Aim: Transcribe the listing in full, excluding any pictures.

:::::

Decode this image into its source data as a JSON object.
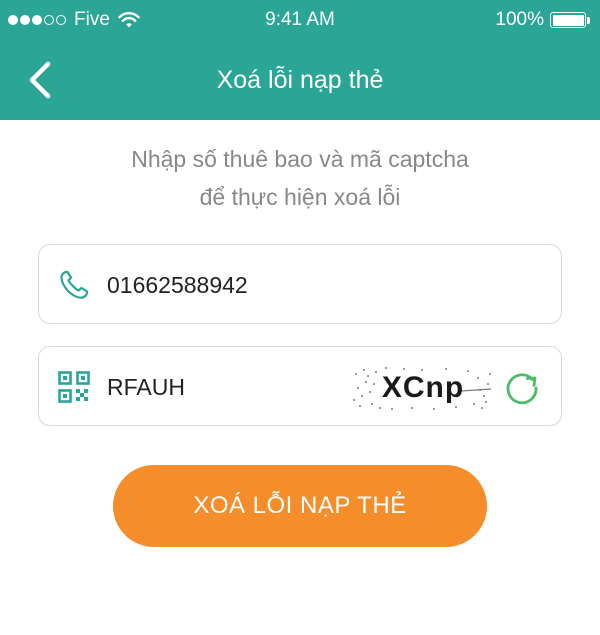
{
  "status_bar": {
    "carrier": "Five",
    "time": "9:41 AM",
    "battery": "100%",
    "signal_filled": 3,
    "signal_total": 5
  },
  "nav": {
    "title": "Xoá lỗi nạp thẻ",
    "back_icon": "chevron-left-icon"
  },
  "instruction": {
    "line1": "Nhập số thuê bao và mã captcha",
    "line2": "để thực hiện xoá lỗi"
  },
  "phone_field": {
    "icon": "phone-icon",
    "value": "01662588942"
  },
  "captcha_field": {
    "icon": "qr-code-icon",
    "value": "RFAUH",
    "captcha_text": "XCnp",
    "refresh_icon": "refresh-icon"
  },
  "submit": {
    "label": "XOÁ LỖI NẠP THẺ"
  },
  "colors": {
    "header": "#2aa596",
    "accent_icon": "#2aa596",
    "refresh": "#4cbb6a",
    "button": "#f58d2b",
    "instruction_text": "#888888"
  }
}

:::::

Task result:
Decode this image into its source data as a JSON object.
{
  "status_bar": {
    "carrier": "Five",
    "time": "9:41 AM",
    "battery": "100%",
    "signal_filled": 3,
    "signal_total": 5
  },
  "nav": {
    "title": "Xoá lỗi nạp thẻ",
    "back_icon": "chevron-left-icon"
  },
  "instruction": {
    "line1": "Nhập số thuê bao và mã captcha",
    "line2": "để thực hiện xoá lỗi"
  },
  "phone_field": {
    "icon": "phone-icon",
    "value": "01662588942"
  },
  "captcha_field": {
    "icon": "qr-code-icon",
    "value": "RFAUH",
    "captcha_text": "XCnp",
    "refresh_icon": "refresh-icon"
  },
  "submit": {
    "label": "XOÁ LỖI NẠP THẺ"
  },
  "colors": {
    "header": "#2aa596",
    "accent_icon": "#2aa596",
    "refresh": "#4cbb6a",
    "button": "#f58d2b",
    "instruction_text": "#888888"
  }
}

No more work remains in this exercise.